Begin
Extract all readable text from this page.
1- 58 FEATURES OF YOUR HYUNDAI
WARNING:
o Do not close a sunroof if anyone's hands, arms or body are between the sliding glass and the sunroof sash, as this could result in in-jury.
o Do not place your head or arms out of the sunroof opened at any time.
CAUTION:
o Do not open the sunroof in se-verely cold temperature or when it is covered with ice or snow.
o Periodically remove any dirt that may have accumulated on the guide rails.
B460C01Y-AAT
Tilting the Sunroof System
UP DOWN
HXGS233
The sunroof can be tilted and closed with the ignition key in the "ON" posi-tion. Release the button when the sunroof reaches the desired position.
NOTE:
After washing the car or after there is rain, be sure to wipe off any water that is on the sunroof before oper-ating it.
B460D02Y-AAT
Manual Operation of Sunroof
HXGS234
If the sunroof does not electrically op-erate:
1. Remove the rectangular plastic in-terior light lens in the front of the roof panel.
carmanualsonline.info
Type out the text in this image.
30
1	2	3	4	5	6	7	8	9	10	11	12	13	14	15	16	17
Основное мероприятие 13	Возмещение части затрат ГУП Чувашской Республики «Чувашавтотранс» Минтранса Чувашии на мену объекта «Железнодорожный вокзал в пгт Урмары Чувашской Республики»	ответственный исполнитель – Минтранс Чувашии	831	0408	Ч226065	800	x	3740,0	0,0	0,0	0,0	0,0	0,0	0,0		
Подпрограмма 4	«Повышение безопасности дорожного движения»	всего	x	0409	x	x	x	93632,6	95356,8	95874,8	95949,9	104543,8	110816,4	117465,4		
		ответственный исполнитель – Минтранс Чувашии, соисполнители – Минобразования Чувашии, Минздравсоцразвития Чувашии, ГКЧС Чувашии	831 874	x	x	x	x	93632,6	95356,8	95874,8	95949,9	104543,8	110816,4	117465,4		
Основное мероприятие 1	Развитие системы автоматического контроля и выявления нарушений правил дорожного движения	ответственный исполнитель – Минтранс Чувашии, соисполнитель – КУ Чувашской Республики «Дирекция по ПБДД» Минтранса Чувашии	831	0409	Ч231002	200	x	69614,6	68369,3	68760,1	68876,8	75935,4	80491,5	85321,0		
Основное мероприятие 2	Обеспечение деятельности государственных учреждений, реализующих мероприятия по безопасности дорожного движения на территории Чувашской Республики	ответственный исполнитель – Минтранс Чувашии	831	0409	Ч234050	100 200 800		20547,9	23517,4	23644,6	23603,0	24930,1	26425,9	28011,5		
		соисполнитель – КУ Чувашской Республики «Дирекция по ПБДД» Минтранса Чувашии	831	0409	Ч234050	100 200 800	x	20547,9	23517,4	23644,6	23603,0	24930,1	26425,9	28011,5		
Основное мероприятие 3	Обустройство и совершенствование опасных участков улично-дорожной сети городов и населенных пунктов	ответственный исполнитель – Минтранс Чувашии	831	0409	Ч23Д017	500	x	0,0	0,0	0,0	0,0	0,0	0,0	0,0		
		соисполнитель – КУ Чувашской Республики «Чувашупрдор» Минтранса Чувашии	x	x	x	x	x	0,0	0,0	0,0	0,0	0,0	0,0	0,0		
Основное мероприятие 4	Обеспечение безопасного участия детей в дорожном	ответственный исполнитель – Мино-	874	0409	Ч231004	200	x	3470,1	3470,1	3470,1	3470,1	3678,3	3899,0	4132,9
End
### WRITTEN REQUEST:
Using the material above, reproduce exactly the line that contains "Type out the text in this image." and all lines after it through the last one, and only those.

### TASK RESPONSE:
Type out the text in this image.
30
1	2	3	4	5	6	7	8	9	10	11	12	13	14	15	16	17
Основное мероприятие 13	Возмещение части затрат ГУП Чувашской Республики «Чувашавтотранс» Минтранса Чувашии на мену объекта «Железнодорожный вокзал в пгт Урмары Чувашской Республики»	ответственный исполнитель – Минтранс Чувашии	831	0408	Ч226065	800	x	3740,0	0,0	0,0	0,0	0,0	0,0	0,0		
Подпрограмма 4	«Повышение безопасности дорожного движения»	всего	x	0409	x	x	x	93632,6	95356,8	95874,8	95949,9	104543,8	110816,4	117465,4		
		ответственный исполнитель – Минтранс Чувашии, соисполнители – Минобразования Чувашии, Минздравсоцразвития Чувашии, ГКЧС Чувашии	831 874	x	x	x	x	93632,6	95356,8	95874,8	95949,9	104543,8	110816,4	117465,4		
Основное мероприятие 1	Развитие системы автоматического контроля и выявления нарушений правил дорожного движения	ответственный исполнитель – Минтранс Чувашии, соисполнитель – КУ Чувашской Республики «Дирекция по ПБДД» Минтранса Чувашии	831	0409	Ч231002	200	x	69614,6	68369,3	68760,1	68876,8	75935,4	80491,5	85321,0		
Основное мероприятие 2	Обеспечение деятельности государственных учреждений, реализующих мероприятия по безопасности дорожного движения на территории Чувашской Республики	ответственный исполнитель – Минтранс Чувашии	831	0409	Ч234050	100 200 800		20547,9	23517,4	23644,6	23603,0	24930,1	26425,9	28011,5		
		соисполнитель – КУ Чувашской Республики «Дирекция по ПБДД» Минтранса Чувашии	831	0409	Ч234050	100 200 800	x	20547,9	23517,4	23644,6	23603,0	24930,1	26425,9	28011,5		
Основное мероприятие 3	Обустройство и совершенствование опасных участков улично-дорожной сети городов и населенных пунктов	ответственный исполнитель – Минтранс Чувашии	831	0409	Ч23Д017	500	x	0,0	0,0	0,0	0,0	0,0	0,0	0,0		
		соисполнитель – КУ Чувашской Республики «Чувашупрдор» Минтранса Чувашии	x	x	x	x	x	0,0	0,0	0,0	0,0	0,0	0,0	0,0		
Основное мероприятие 4	Обеспечение безопасного участия детей в дорожном	ответственный исполнитель – Мино-	874	0409	Ч231004	200	x	3470,1	3470,1	3470,1	3470,1	3678,3	3899,0	4132,9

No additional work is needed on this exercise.